→ **TASK BRIEF**: The entries that follow need to be returned without any alteration.

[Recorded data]

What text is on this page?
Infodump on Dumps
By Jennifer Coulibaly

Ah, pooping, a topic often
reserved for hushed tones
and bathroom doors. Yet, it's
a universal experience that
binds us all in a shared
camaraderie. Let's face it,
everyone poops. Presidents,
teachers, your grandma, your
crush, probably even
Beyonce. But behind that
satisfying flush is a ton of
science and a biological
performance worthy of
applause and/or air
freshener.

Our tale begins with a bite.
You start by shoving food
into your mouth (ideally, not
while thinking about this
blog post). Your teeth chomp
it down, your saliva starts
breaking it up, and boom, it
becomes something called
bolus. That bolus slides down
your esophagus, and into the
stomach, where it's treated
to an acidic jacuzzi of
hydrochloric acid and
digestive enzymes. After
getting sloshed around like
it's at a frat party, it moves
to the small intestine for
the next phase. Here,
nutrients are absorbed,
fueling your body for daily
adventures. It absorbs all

→ **SOLUTION FOR THIS PROBLEM**:
What text is on this page?
Infodump on Dumps
By Jennifer Coulibaly

Ah, pooping, a topic often
reserved for hushed tones
and bathroom doors. Yet, it's
a universal experience that
binds us all in a shared
camaraderie. Let's face it,
everyone poops. Presidents,
teachers, your grandma, your
crush, probably even
Beyonce. But behind that
satisfying flush is a ton of
science and a biological
performance worthy of
applause and/or air
freshener.

Our tale begins with a bite.
You start by shoving food
into your mouth (ideally, not
while thinking about this
blog post). Your teeth chomp
it down, your saliva starts
breaking it up, and boom, it
becomes something called
bolus. That bolus slides down
your esophagus, and into the
stomach, where it's treated
to an acidic jacuzzi of
hydrochloric acid and
digestive enzymes. After
getting sloshed around like
it's at a frat party, it moves
to the small intestine for
the next phase. Here,
nutrients are absorbed,
fueling your body for daily
adventures. It absorbs all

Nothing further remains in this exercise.